> _Exercise objective_: Extract every line that contains the word "JSON".

> _Exercise data_:
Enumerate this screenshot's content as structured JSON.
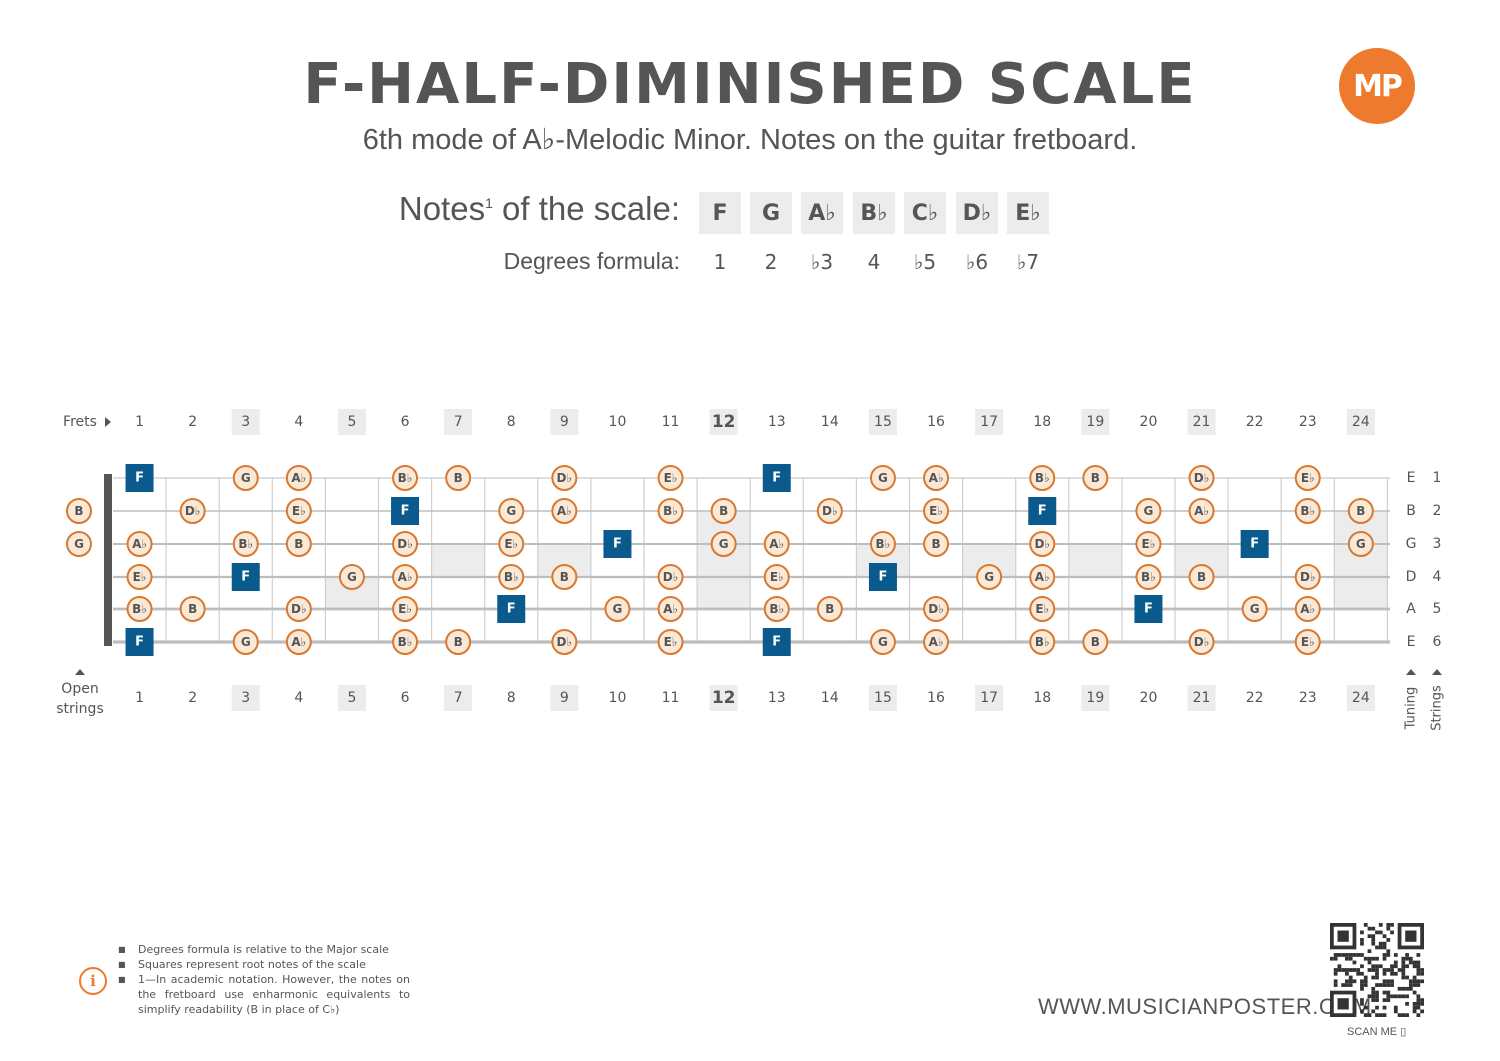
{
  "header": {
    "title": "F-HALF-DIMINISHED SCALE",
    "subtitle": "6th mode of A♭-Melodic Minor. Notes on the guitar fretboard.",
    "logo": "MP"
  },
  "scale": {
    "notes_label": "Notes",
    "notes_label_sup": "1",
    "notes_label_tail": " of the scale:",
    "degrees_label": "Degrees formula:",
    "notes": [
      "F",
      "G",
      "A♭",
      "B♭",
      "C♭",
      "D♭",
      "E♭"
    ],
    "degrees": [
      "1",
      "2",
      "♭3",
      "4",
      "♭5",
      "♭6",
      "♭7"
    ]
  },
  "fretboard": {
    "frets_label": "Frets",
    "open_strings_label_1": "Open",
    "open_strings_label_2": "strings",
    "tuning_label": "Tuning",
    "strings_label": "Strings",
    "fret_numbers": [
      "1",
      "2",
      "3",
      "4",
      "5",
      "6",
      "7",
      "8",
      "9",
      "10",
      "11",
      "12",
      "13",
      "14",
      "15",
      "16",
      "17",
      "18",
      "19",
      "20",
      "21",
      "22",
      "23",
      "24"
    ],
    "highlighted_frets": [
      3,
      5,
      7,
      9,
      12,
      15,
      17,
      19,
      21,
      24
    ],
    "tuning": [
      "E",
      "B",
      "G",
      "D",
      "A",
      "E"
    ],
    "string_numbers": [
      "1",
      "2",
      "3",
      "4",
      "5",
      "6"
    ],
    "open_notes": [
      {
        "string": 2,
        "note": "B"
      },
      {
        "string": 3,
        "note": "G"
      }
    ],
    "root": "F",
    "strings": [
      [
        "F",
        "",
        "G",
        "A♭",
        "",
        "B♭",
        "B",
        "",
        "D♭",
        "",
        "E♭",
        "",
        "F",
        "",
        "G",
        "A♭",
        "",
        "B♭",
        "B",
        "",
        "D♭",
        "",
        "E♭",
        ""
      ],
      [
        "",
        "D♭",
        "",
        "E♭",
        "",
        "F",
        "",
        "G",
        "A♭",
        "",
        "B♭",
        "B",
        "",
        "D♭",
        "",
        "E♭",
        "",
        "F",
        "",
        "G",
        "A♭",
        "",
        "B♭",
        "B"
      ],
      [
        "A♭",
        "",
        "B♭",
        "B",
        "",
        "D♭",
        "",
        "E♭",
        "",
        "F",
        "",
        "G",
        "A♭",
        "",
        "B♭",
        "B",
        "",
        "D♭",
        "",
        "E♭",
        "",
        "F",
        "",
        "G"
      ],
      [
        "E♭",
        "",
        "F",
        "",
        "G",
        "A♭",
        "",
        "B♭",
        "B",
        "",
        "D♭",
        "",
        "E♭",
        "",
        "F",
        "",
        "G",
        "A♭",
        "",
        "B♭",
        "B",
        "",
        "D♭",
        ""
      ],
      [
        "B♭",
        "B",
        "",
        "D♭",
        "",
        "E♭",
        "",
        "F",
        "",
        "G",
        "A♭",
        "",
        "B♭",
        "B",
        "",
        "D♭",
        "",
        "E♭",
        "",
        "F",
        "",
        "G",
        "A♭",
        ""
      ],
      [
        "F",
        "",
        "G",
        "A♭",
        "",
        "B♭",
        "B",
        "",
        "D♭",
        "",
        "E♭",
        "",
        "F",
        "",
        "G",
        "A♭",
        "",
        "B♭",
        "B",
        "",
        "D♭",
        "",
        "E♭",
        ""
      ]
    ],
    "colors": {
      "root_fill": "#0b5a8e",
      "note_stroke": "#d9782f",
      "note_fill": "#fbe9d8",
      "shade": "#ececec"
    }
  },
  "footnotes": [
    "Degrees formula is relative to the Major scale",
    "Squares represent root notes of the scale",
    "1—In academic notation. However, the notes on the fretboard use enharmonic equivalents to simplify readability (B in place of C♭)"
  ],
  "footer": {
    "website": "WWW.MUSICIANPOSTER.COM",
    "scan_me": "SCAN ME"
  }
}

...

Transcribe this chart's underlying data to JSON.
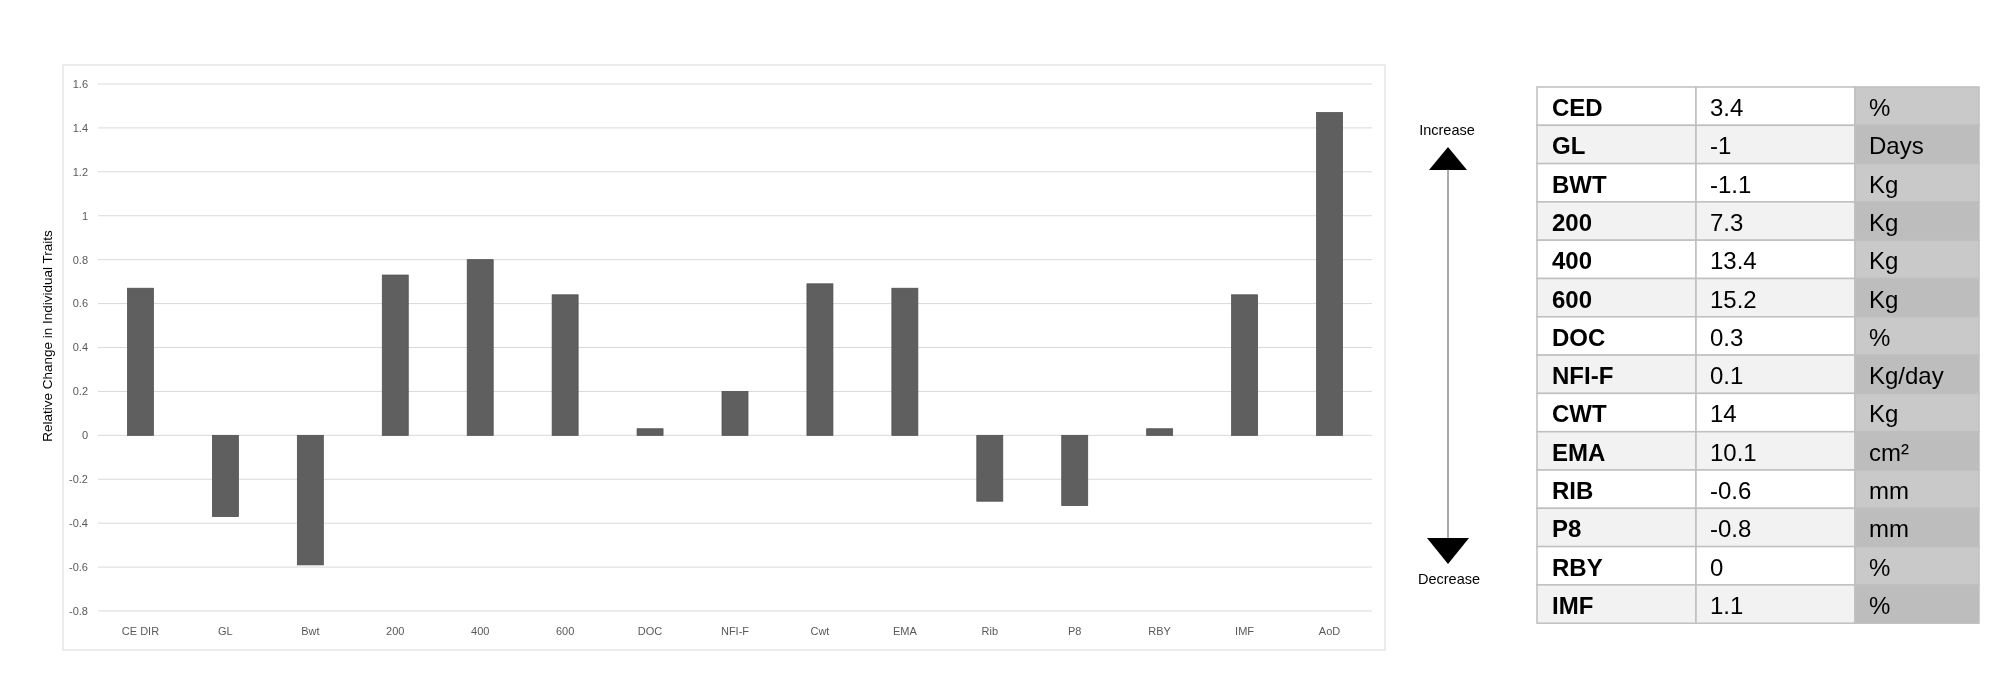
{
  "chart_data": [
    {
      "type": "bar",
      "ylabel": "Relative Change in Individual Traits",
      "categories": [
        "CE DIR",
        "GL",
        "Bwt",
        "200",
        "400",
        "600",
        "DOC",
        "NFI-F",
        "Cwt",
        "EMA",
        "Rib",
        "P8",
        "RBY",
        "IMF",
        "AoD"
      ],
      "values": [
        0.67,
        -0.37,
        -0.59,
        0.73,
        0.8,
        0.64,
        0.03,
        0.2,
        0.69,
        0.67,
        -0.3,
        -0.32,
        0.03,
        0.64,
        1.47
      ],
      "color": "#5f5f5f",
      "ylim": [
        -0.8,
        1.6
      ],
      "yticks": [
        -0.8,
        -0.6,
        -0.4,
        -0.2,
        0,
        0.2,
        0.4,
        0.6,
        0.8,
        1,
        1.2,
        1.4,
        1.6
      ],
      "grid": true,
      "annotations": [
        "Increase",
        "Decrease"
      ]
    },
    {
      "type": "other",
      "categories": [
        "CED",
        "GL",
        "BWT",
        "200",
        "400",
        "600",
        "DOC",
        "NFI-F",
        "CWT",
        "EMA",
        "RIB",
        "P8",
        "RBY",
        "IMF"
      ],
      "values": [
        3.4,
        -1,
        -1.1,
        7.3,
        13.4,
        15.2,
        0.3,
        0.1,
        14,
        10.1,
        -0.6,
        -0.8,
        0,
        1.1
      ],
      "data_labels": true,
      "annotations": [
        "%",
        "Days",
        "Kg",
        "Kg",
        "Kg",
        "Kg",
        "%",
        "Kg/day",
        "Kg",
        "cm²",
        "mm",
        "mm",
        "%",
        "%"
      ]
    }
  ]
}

> _Task result_:
Enumerate this screenshot's content as structured JSON.
Transcribe this chart's underlying data to JSON.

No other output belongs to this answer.